** BEGIN Provided data **

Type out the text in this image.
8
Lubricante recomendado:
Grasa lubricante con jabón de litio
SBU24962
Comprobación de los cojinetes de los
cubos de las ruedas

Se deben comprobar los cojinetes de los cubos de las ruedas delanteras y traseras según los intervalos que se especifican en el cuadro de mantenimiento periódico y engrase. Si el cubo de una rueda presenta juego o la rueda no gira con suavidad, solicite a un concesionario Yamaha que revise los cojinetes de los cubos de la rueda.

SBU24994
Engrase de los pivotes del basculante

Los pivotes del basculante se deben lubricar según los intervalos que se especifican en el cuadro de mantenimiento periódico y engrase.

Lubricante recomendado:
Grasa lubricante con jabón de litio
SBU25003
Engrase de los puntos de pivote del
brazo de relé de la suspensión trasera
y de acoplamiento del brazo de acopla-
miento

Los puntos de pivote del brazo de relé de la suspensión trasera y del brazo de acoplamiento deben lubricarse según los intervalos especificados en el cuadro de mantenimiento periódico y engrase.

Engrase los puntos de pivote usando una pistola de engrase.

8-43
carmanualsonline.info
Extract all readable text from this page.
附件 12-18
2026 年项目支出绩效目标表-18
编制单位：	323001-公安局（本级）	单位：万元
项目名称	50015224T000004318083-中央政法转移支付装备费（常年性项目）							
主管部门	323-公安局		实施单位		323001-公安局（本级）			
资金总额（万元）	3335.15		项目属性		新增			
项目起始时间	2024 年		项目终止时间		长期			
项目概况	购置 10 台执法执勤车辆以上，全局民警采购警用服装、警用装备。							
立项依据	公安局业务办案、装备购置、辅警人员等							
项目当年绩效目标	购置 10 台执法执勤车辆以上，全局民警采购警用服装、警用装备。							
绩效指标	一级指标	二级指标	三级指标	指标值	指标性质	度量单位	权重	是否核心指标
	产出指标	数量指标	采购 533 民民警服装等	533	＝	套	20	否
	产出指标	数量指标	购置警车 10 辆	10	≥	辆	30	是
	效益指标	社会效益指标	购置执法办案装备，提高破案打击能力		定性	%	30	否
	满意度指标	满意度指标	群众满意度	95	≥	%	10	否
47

** END Provided data **

* _Work required_
Look over the material above and show each line where "this" appears.

* _Exercise response_
Type out the text in this image.
Extract all readable text from this page.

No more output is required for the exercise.